> **GIVEN EXERCISE**: Each record that follows should be repeated exactly, minus any images.

Source data
--- begin ---

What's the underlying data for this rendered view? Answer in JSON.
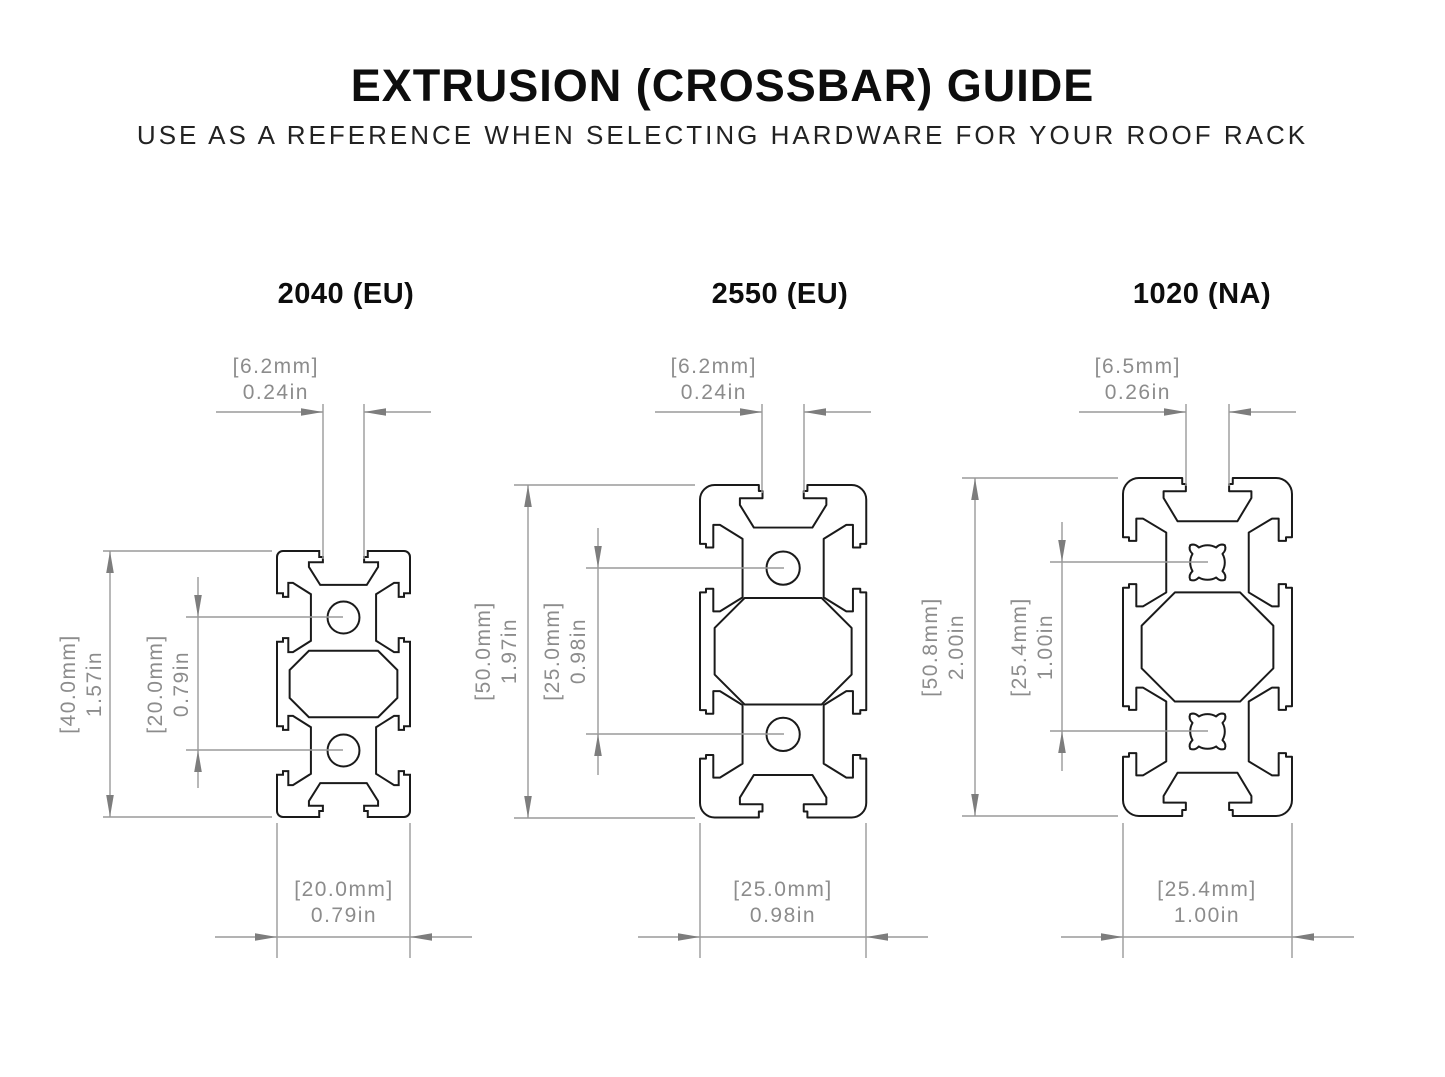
{
  "title": "EXTRUSION (CROSSBAR) GUIDE",
  "subtitle": "USE AS A REFERENCE WHEN SELECTING HARDWARE FOR YOUR ROOF RACK",
  "colors": {
    "drawing_line": "#1a1a1a",
    "dimension_line": "#9a9a9a",
    "dimension_arrow": "#7d7d7d",
    "dimension_text": "#8c8c8c"
  },
  "profiles": [
    {
      "name": "2040 (EU)",
      "slot_width": {
        "mm": "[6.2mm]",
        "in": "0.24in"
      },
      "height": {
        "mm": "[40.0mm]",
        "in": "1.57in"
      },
      "hole_spacing": {
        "mm": "[20.0mm]",
        "in": "0.79in"
      },
      "width": {
        "mm": "[20.0mm]",
        "in": "0.79in"
      }
    },
    {
      "name": "2550 (EU)",
      "slot_width": {
        "mm": "[6.2mm]",
        "in": "0.24in"
      },
      "height": {
        "mm": "[50.0mm]",
        "in": "1.97in"
      },
      "hole_spacing": {
        "mm": "[25.0mm]",
        "in": "0.98in"
      },
      "width": {
        "mm": "[25.0mm]",
        "in": "0.98in"
      }
    },
    {
      "name": "1020 (NA)",
      "slot_width": {
        "mm": "[6.5mm]",
        "in": "0.26in"
      },
      "height": {
        "mm": "[50.8mm]",
        "in": "2.00in"
      },
      "hole_spacing": {
        "mm": "[25.4mm]",
        "in": "1.00in"
      },
      "width": {
        "mm": "[25.4mm]",
        "in": "1.00in"
      }
    }
  ]
}
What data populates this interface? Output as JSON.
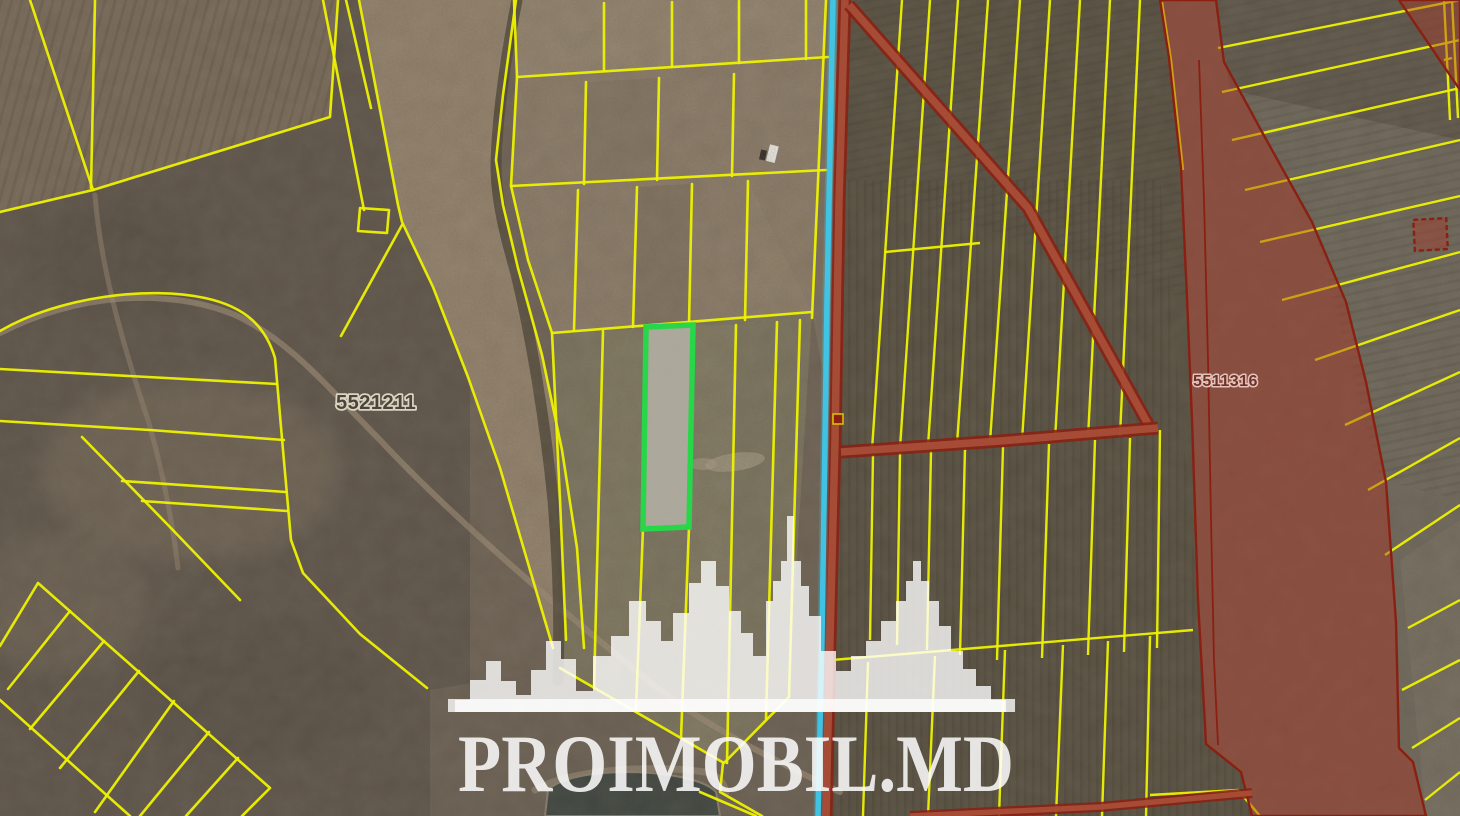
{
  "map": {
    "watermark_text": "PROIMOBIL.MD",
    "labels": {
      "parcel_left_number": "5521211",
      "parcel_right_number": "5511316"
    },
    "colors": {
      "cadastral_line": "#eef200",
      "selected_parcel": "#27d649",
      "selected_parcel_fill": "#b5b2a6",
      "restricted_stroke": "#8a2012",
      "restricted_fill": "rgba(172,58,40,0.42)",
      "restricted_road_fill": "#a8503a",
      "utility_line": "#3fc6e8",
      "water_fill": "#39423c",
      "watermark_color": "#ffffff",
      "label_dark": "#4b443c",
      "label_halo": "#dcd3c1",
      "label_red": "#71302a",
      "label_red_halo": "#e4c4ba"
    }
  }
}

--- end ---

> **OUTPUT BELOW**:
What's the underlying data for this rendered view? Answer in JSON.
{
  "title": "EXTRUSION (CROSSBAR) GUIDE",
  "subtitle": "USE AS A REFERENCE WHEN SELECTING HARDWARE FOR YOUR ROOF RACK",
  "colors": {
    "drawing_line": "#1a1a1a",
    "dimension_line": "#9a9a9a",
    "dimension_arrow": "#7d7d7d",
    "dimension_text": "#8c8c8c"
  },
  "profiles": [
    {
      "name": "2040 (EU)",
      "slot_width": {
        "mm": "[6.2mm]",
        "in": "0.24in"
      },
      "height": {
        "mm": "[40.0mm]",
        "in": "1.57in"
      },
      "hole_spacing": {
        "mm": "[20.0mm]",
        "in": "0.79in"
      },
      "width": {
        "mm": "[20.0mm]",
        "in": "0.79in"
      }
    },
    {
      "name": "2550 (EU)",
      "slot_width": {
        "mm": "[6.2mm]",
        "in": "0.24in"
      },
      "height": {
        "mm": "[50.0mm]",
        "in": "1.97in"
      },
      "hole_spacing": {
        "mm": "[25.0mm]",
        "in": "0.98in"
      },
      "width": {
        "mm": "[25.0mm]",
        "in": "0.98in"
      }
    },
    {
      "name": "1020 (NA)",
      "slot_width": {
        "mm": "[6.5mm]",
        "in": "0.26in"
      },
      "height": {
        "mm": "[50.8mm]",
        "in": "2.00in"
      },
      "hole_spacing": {
        "mm": "[25.4mm]",
        "in": "1.00in"
      },
      "width": {
        "mm": "[25.4mm]",
        "in": "1.00in"
      }
    }
  ]
}
What data populates this interface? Output as JSON.
{
  "map": {
    "watermark_text": "PROIMOBIL.MD",
    "labels": {
      "parcel_left_number": "5521211",
      "parcel_right_number": "5511316"
    },
    "colors": {
      "cadastral_line": "#eef200",
      "selected_parcel": "#27d649",
      "selected_parcel_fill": "#b5b2a6",
      "restricted_stroke": "#8a2012",
      "restricted_fill": "rgba(172,58,40,0.42)",
      "restricted_road_fill": "#a8503a",
      "utility_line": "#3fc6e8",
      "water_fill": "#39423c",
      "watermark_color": "#ffffff",
      "label_dark": "#4b443c",
      "label_halo": "#dcd3c1",
      "label_red": "#71302a",
      "label_red_halo": "#e4c4ba"
    }
  }
}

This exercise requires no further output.